## Region annotation records
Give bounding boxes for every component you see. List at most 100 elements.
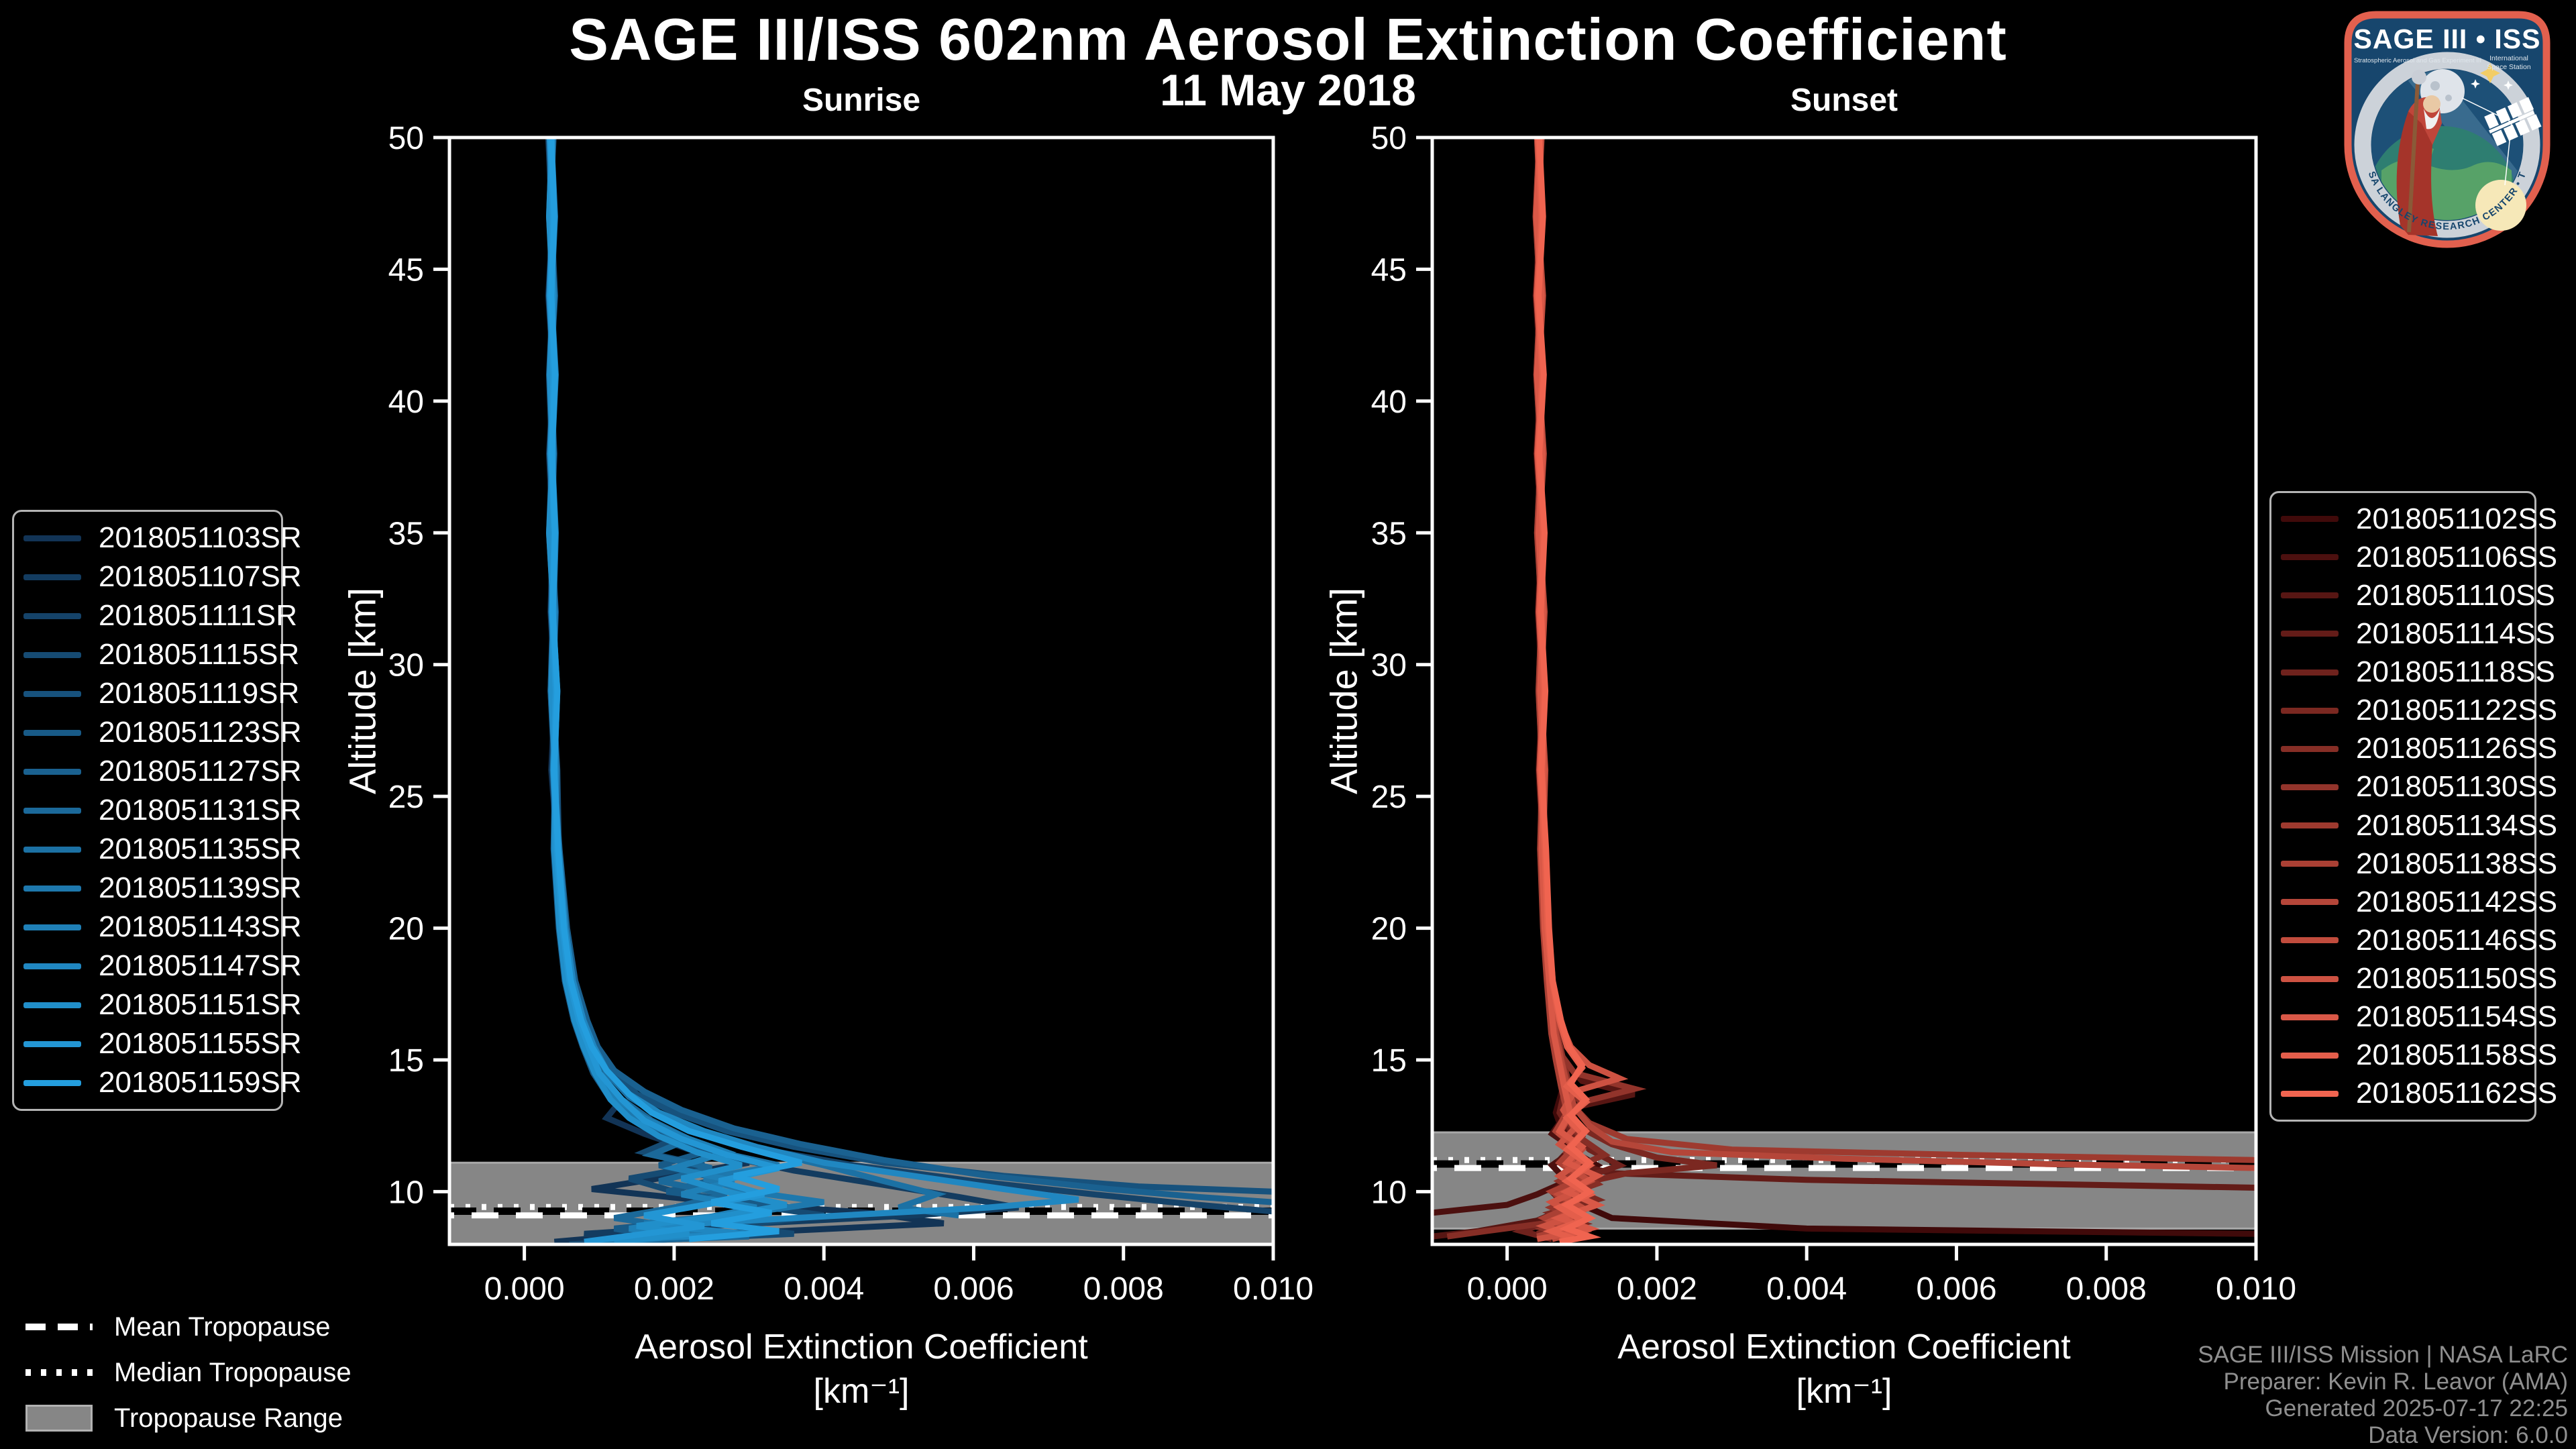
x-tick-label: 0.006 (933, 1271, 1014, 1307)
legend-swatch (23, 924, 81, 930)
iss-icon (2484, 97, 2542, 146)
y-tick-label: 10 (388, 1175, 424, 1210)
series-line (1535, 138, 1602, 1244)
legend-item: 2018051126SS (2281, 732, 2557, 765)
legend-swatch (2281, 554, 2339, 561)
legend-item: 2018051146SS (2281, 924, 2557, 957)
legend-label: 2018051111SR (99, 599, 298, 632)
legend-swatch (23, 574, 81, 580)
legend-label: 2018051122SS (2356, 694, 2558, 727)
panel-sunrise: 0.000 0.002 0.004 0.006 0.008 0.010 10 15 20 25 30… (388, 121, 1313, 1307)
series-line (1534, 138, 2256, 1163)
legend-swatch (2281, 861, 2339, 867)
sage-figure (2396, 70, 2442, 236)
legend-item: 2018051118SS (2281, 655, 2555, 689)
patch-title: SAGE III • ISS (2354, 23, 2541, 54)
legend-item: 2018051139SR (23, 871, 302, 905)
x-axis-unit-sunrise: [km⁻¹] (813, 1372, 910, 1411)
legend-sunset: 2018051102SS 2018051106SS 2018051110SS 2018… (2269, 491, 2557, 1122)
x-tick-label: 0.004 (784, 1271, 864, 1307)
legend-label: 2018051123SR (99, 716, 302, 749)
y-tick-label: 25 (388, 780, 424, 815)
patch-subtitle: Stratospheric Aerosol and Gas Experiment… (2354, 57, 2481, 64)
footer-mission: SAGE III/ISS Mission | NASA LaRC (2198, 1342, 2568, 1368)
series-line (545, 138, 788, 1244)
legend-item: 2018051142SS (2281, 885, 2557, 919)
footer-generated: Generated 2025-07-17 22:25 (2265, 1395, 2568, 1421)
legend-label: 2018051150SS (2356, 962, 2558, 996)
series-line (1533, 138, 1647, 1240)
legend-item-tropopause-range: Tropopause Range (25, 1403, 352, 1433)
figure-date: 11 May 2018 (1160, 65, 1416, 115)
tropopause-legend: Mean Tropopause Median Tropopause Tropop… (25, 1312, 352, 1433)
legend-swatch (2281, 1090, 2339, 1097)
x-tick-label: 0.008 (2066, 1271, 2147, 1307)
legend-swatch (23, 690, 81, 697)
legend-item: 2018051154SS (2281, 1000, 2557, 1034)
legend-item: 2018051131SR (23, 794, 302, 827)
legend-label: 2018051151SR (99, 988, 302, 1021)
panel-title-sunrise: Sunrise (802, 83, 921, 118)
x-tick-label: 0.002 (1617, 1271, 1697, 1307)
series-line (1532, 138, 2256, 1237)
legend-item: 2018051102SS (2281, 502, 2557, 536)
legend-sunrise: 2018051103SR 2018051107SR 2018051111SR 2018… (12, 510, 302, 1111)
legend-swatch (2281, 1052, 2339, 1059)
legend-label: 2018051138SS (2356, 847, 2558, 880)
legend-swatch (2281, 707, 2339, 714)
legend-swatch (2281, 784, 2339, 790)
legend-swatch (23, 963, 81, 969)
series-line (1533, 138, 2256, 1171)
credits-footer: SAGE III/ISS Mission | NASA LaRC Prepare… (2198, 1342, 2568, 1449)
legend-item: 2018051158SS (2281, 1038, 2557, 1072)
legend-label: 2018051154SS (2356, 1000, 2558, 1034)
legend-item: 2018051155SR (23, 1027, 302, 1061)
legend-label: 2018051146SS (2356, 923, 2558, 957)
legend-swatch (2281, 975, 2339, 982)
legend-swatch (2281, 516, 2339, 523)
x-tick-label: 0.006 (1916, 1271, 1996, 1307)
sun (2475, 180, 2526, 231)
legend-item-median-tropopause: Median Tropopause (25, 1358, 352, 1387)
series-line (547, 138, 1273, 1205)
legend-swatch (2281, 822, 2339, 829)
legend-label: Median Tropopause (114, 1357, 352, 1387)
y-tick-label: 40 (388, 384, 424, 420)
footer-preparer: Preparer: Kevin R. Leavor (AMA) (2223, 1368, 2568, 1395)
x-axis-label-sunset: Aerosol Extinction Coefficient (1617, 1328, 2071, 1366)
legend-swatch (2281, 669, 2339, 676)
footer-data-version: Data Version: 6.0.0 (2368, 1422, 2568, 1448)
star-icon (2471, 79, 2480, 89)
y-tick-label: 20 (1371, 912, 1407, 947)
legend-label: 2018051134SS (2356, 808, 2558, 842)
series-line (545, 138, 773, 1244)
patch-ring (2354, 52, 2540, 238)
legend-item: 2018051107SR (23, 560, 302, 594)
legend-swatch (2281, 631, 2339, 637)
legend-label: 2018051130SS (2356, 770, 2558, 804)
star-icon (2480, 63, 2500, 83)
y-tick-label: 50 (1371, 121, 1407, 156)
legend-label: 2018051103SR (99, 521, 302, 554)
x-tick-label: 0.008 (1083, 1271, 1164, 1307)
legend-swatch (2281, 1014, 2339, 1020)
y-tick-label: 35 (388, 516, 424, 551)
legend-label: 2018051142SS (2356, 885, 2558, 918)
legend-item: 2018051115SR (23, 638, 299, 672)
y-axis-label-sunrise: Altitude [km] (341, 587, 384, 795)
legend-item: 2018051143SR (23, 910, 302, 944)
legend-label: Mean Tropopause (114, 1311, 331, 1342)
legend-label: 2018051110SS (2356, 578, 2555, 612)
y-tick-label: 10 (1371, 1175, 1407, 1210)
x-tick-label: 0.004 (1766, 1271, 1847, 1307)
series-line (547, 138, 780, 1244)
legend-item: 2018051134SS (2281, 809, 2557, 843)
y-tick-label: 15 (388, 1043, 424, 1079)
y-tick-label: 35 (1371, 516, 1407, 551)
legend-item: 2018051138SS (2281, 847, 2557, 881)
legend-item: 2018051150SS (2281, 962, 2557, 996)
range-patch-swatch (25, 1405, 93, 1432)
legend-label: 2018051127SR (99, 755, 302, 788)
series-line (547, 138, 1079, 1242)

## THE PROBLEM
Repeat these lines word for word, including every line in the block, and leave out the pictures.

## TASK RESPONSE
Give bounding boxes for every component you see. List at most 100 elements.
x-tick-label: 0.006 (933, 1271, 1014, 1307)
legend-swatch (23, 924, 81, 930)
iss-icon (2484, 97, 2542, 146)
y-tick-label: 10 (388, 1175, 424, 1210)
series-line (1535, 138, 1602, 1244)
legend-item: 2018051126SS (2281, 732, 2557, 765)
legend-swatch (2281, 554, 2339, 561)
legend-item: 2018051146SS (2281, 924, 2557, 957)
legend-label: 2018051111SR (99, 599, 298, 632)
legend-swatch (23, 574, 81, 580)
legend-label: 2018051122SS (2356, 694, 2558, 727)
panel-sunrise: 0.000 0.002 0.004 0.006 0.008 0.010 10 15 20 25 30… (388, 121, 1313, 1307)
series-line (1534, 138, 2256, 1163)
legend-swatch (2281, 861, 2339, 867)
sage-figure (2396, 70, 2442, 236)
legend-item: 2018051118SS (2281, 655, 2555, 689)
patch-title: SAGE III • ISS (2354, 23, 2541, 54)
legend-item: 2018051139SR (23, 871, 302, 905)
x-axis-unit-sunrise: [km⁻¹] (813, 1372, 910, 1411)
legend-sunset: 2018051102SS 2018051106SS 2018051110SS 2018… (2269, 491, 2557, 1122)
x-tick-label: 0.004 (784, 1271, 864, 1307)
legend-label: 2018051123SR (99, 716, 302, 749)
y-tick-label: 25 (388, 780, 424, 815)
patch-subtitle: Stratospheric Aerosol and Gas Experiment… (2354, 57, 2481, 64)
footer-mission: SAGE III/ISS Mission | NASA LaRC (2198, 1342, 2568, 1368)
series-line (545, 138, 788, 1244)
legend-item: 2018051142SS (2281, 885, 2557, 919)
footer-generated: Generated 2025-07-17 22:25 (2265, 1395, 2568, 1421)
legend-label: 2018051150SS (2356, 962, 2558, 996)
series-line (1533, 138, 1647, 1240)
legend-item-tropopause-range: Tropopause Range (25, 1403, 352, 1433)
figure-date: 11 May 2018 (1160, 65, 1416, 115)
tropopause-legend: Mean Tropopause Median Tropopause Tropop… (25, 1312, 352, 1433)
legend-swatch (2281, 1090, 2339, 1097)
x-tick-label: 0.008 (2066, 1271, 2147, 1307)
legend-swatch (23, 690, 81, 697)
legend-item: 2018051154SS (2281, 1000, 2557, 1034)
legend-item: 2018051131SR (23, 794, 302, 827)
legend-label: 2018051151SR (99, 988, 302, 1021)
panel-title-sunrise: Sunrise (802, 83, 921, 118)
x-tick-label: 0.002 (1617, 1271, 1697, 1307)
series-line (1532, 138, 2256, 1237)
legend-item: 2018051102SS (2281, 502, 2557, 536)
legend-sunrise: 2018051103SR 2018051107SR 2018051111SR 2018… (12, 510, 302, 1111)
legend-swatch (2281, 1052, 2339, 1059)
legend-label: 2018051138SS (2356, 847, 2558, 880)
legend-swatch (2281, 707, 2339, 714)
legend-swatch (2281, 784, 2339, 790)
legend-swatch (23, 963, 81, 969)
series-line (1533, 138, 2256, 1171)
credits-footer: SAGE III/ISS Mission | NASA LaRC Prepare… (2198, 1342, 2568, 1449)
legend-item: 2018051158SS (2281, 1038, 2557, 1072)
legend-label: 2018051154SS (2356, 1000, 2558, 1034)
legend-item: 2018051155SR (23, 1027, 302, 1061)
legend-label: 2018051146SS (2356, 923, 2558, 957)
legend-swatch (2281, 975, 2339, 982)
legend-swatch (2281, 516, 2339, 523)
x-tick-label: 0.006 (1916, 1271, 1996, 1307)
sun (2475, 180, 2526, 231)
legend-item-median-tropopause: Median Tropopause (25, 1358, 352, 1387)
series-line (547, 138, 1273, 1205)
legend-swatch (2281, 822, 2339, 829)
legend-label: Median Tropopause (114, 1357, 352, 1387)
y-tick-label: 40 (388, 384, 424, 420)
footer-preparer: Preparer: Kevin R. Leavor (AMA) (2223, 1368, 2568, 1395)
x-axis-label-sunset: Aerosol Extinction Coefficient (1617, 1328, 2071, 1366)
legend-swatch (2281, 669, 2339, 676)
footer-data-version: Data Version: 6.0.0 (2368, 1422, 2568, 1448)
star-icon (2471, 79, 2480, 89)
y-tick-label: 20 (1371, 912, 1407, 947)
legend-label: 2018051134SS (2356, 808, 2558, 842)
series-line (545, 138, 773, 1244)
patch-ring (2354, 52, 2540, 238)
legend-item: 2018051107SR (23, 560, 302, 594)
legend-swatch (2281, 631, 2339, 637)
legend-label: 2018051130SS (2356, 770, 2558, 804)
star-icon (2480, 63, 2500, 83)
y-tick-label: 50 (1371, 121, 1407, 156)
legend-label: 2018051103SR (99, 521, 302, 554)
x-tick-label: 0.008 (1083, 1271, 1164, 1307)
legend-swatch (2281, 1014, 2339, 1020)
y-tick-label: 35 (388, 516, 424, 551)
legend-label: 2018051142SS (2356, 885, 2558, 918)
legend-item: 2018051115SR (23, 638, 299, 672)
y-axis-label-sunrise: Altitude [km] (341, 587, 384, 795)
legend-item: 2018051143SR (23, 910, 302, 944)
legend-label: Mean Tropopause (114, 1311, 331, 1342)
legend-label: 2018051110SS (2356, 578, 2555, 612)
y-tick-label: 10 (1371, 1175, 1407, 1210)
x-tick-label: 0.004 (1766, 1271, 1847, 1307)
series-line (547, 138, 780, 1244)
legend-item: 2018051134SS (2281, 809, 2557, 843)
y-tick-label: 15 (388, 1043, 424, 1079)
y-tick-label: 35 (1371, 516, 1407, 551)
legend-item: 2018051138SS (2281, 847, 2557, 881)
legend-item: 2018051150SS (2281, 962, 2557, 996)
range-patch-swatch (25, 1405, 93, 1432)
legend-label: 2018051127SR (99, 755, 302, 788)
series-line (547, 138, 1079, 1242)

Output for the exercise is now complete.